AVAILABLE RECORDS:
* Start *
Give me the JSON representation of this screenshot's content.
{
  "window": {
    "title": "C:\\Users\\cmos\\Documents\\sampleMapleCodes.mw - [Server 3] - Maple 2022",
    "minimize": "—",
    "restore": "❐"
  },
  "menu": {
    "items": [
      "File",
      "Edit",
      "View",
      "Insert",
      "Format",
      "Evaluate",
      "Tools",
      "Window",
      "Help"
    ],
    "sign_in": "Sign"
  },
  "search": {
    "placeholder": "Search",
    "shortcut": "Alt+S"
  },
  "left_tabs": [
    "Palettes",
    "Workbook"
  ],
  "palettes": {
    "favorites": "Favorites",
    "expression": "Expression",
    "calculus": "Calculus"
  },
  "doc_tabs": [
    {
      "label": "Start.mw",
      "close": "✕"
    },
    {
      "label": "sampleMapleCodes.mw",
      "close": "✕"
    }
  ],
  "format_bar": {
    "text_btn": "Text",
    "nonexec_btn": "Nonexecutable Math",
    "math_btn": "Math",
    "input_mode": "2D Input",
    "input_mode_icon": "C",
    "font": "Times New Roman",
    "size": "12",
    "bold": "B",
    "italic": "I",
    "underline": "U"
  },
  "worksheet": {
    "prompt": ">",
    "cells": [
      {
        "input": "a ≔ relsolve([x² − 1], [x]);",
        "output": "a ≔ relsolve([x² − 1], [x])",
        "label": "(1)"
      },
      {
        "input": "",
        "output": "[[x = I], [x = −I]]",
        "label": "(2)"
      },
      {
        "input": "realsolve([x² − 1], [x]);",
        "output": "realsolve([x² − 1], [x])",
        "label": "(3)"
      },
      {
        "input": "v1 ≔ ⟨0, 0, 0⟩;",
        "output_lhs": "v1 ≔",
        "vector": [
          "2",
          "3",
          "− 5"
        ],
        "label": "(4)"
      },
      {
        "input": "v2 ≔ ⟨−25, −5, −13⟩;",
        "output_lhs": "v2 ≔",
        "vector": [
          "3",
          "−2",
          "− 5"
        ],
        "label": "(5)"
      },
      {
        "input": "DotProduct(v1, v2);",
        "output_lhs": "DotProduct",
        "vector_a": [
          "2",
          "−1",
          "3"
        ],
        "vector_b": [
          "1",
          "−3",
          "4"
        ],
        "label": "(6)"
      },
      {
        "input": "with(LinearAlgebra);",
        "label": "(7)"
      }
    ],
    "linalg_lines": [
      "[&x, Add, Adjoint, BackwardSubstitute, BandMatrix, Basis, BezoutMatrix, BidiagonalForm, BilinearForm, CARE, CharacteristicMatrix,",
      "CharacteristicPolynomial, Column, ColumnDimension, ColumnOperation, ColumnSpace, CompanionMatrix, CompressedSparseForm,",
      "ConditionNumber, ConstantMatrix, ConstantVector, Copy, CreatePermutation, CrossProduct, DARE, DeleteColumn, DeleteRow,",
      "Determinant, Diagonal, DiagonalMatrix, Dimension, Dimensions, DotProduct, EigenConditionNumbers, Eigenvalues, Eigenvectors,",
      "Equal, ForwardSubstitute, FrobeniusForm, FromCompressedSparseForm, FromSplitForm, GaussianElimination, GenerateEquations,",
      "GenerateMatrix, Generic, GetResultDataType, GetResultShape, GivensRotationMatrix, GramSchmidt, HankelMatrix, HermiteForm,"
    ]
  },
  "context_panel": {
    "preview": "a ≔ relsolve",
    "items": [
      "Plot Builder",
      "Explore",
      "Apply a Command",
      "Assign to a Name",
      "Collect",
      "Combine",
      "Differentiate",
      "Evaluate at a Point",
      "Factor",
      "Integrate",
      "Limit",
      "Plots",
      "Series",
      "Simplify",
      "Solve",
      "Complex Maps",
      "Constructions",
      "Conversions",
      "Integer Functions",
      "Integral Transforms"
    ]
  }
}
* End *
YOUR INSTRUCTIONS:
All of the records must be retyped exactly as they are.

RESULT:
Give me the JSON representation of this screenshot's content.
{
  "window": {
    "title": "C:\\Users\\cmos\\Documents\\sampleMapleCodes.mw - [Server 3] - Maple 2022",
    "minimize": "—",
    "restore": "❐"
  },
  "menu": {
    "items": [
      "File",
      "Edit",
      "View",
      "Insert",
      "Format",
      "Evaluate",
      "Tools",
      "Window",
      "Help"
    ],
    "sign_in": "Sign"
  },
  "search": {
    "placeholder": "Search",
    "shortcut": "Alt+S"
  },
  "left_tabs": [
    "Palettes",
    "Workbook"
  ],
  "palettes": {
    "favorites": "Favorites",
    "expression": "Expression",
    "calculus": "Calculus"
  },
  "doc_tabs": [
    {
      "label": "Start.mw",
      "close": "✕"
    },
    {
      "label": "sampleMapleCodes.mw",
      "close": "✕"
    }
  ],
  "format_bar": {
    "text_btn": "Text",
    "nonexec_btn": "Nonexecutable Math",
    "math_btn": "Math",
    "input_mode": "2D Input",
    "input_mode_icon": "C",
    "font": "Times New Roman",
    "size": "12",
    "bold": "B",
    "italic": "I",
    "underline": "U"
  },
  "worksheet": {
    "prompt": ">",
    "cells": [
      {
        "input": "a ≔ relsolve([x² − 1], [x]);",
        "output": "a ≔ relsolve([x² − 1], [x])",
        "label": "(1)"
      },
      {
        "input": "",
        "output": "[[x = I], [x = −I]]",
        "label": "(2)"
      },
      {
        "input": "realsolve([x² − 1], [x]);",
        "output": "realsolve([x² − 1], [x])",
        "label": "(3)"
      },
      {
        "input": "v1 ≔ ⟨0, 0, 0⟩;",
        "output_lhs": "v1 ≔",
        "vector": [
          "2",
          "3",
          "− 5"
        ],
        "label": "(4)"
      },
      {
        "input": "v2 ≔ ⟨−25, −5, −13⟩;",
        "output_lhs": "v2 ≔",
        "vector": [
          "3",
          "−2",
          "− 5"
        ],
        "label": "(5)"
      },
      {
        "input": "DotProduct(v1, v2);",
        "output_lhs": "DotProduct",
        "vector_a": [
          "2",
          "−1",
          "3"
        ],
        "vector_b": [
          "1",
          "−3",
          "4"
        ],
        "label": "(6)"
      },
      {
        "input": "with(LinearAlgebra);",
        "label": "(7)"
      }
    ],
    "linalg_lines": [
      "[&x, Add, Adjoint, BackwardSubstitute, BandMatrix, Basis, BezoutMatrix, BidiagonalForm, BilinearForm, CARE, CharacteristicMatrix,",
      "CharacteristicPolynomial, Column, ColumnDimension, ColumnOperation, ColumnSpace, CompanionMatrix, CompressedSparseForm,",
      "ConditionNumber, ConstantMatrix, ConstantVector, Copy, CreatePermutation, CrossProduct, DARE, DeleteColumn, DeleteRow,",
      "Determinant, Diagonal, DiagonalMatrix, Dimension, Dimensions, DotProduct, EigenConditionNumbers, Eigenvalues, Eigenvectors,",
      "Equal, ForwardSubstitute, FrobeniusForm, FromCompressedSparseForm, FromSplitForm, GaussianElimination, GenerateEquations,",
      "GenerateMatrix, Generic, GetResultDataType, GetResultShape, GivensRotationMatrix, GramSchmidt, HankelMatrix, HermiteForm,"
    ]
  },
  "context_panel": {
    "preview": "a ≔ relsolve",
    "items": [
      "Plot Builder",
      "Explore",
      "Apply a Command",
      "Assign to a Name",
      "Collect",
      "Combine",
      "Differentiate",
      "Evaluate at a Point",
      "Factor",
      "Integrate",
      "Limit",
      "Plots",
      "Series",
      "Simplify",
      "Solve",
      "Complex Maps",
      "Constructions",
      "Conversions",
      "Integer Functions",
      "Integral Transforms"
    ]
  }
}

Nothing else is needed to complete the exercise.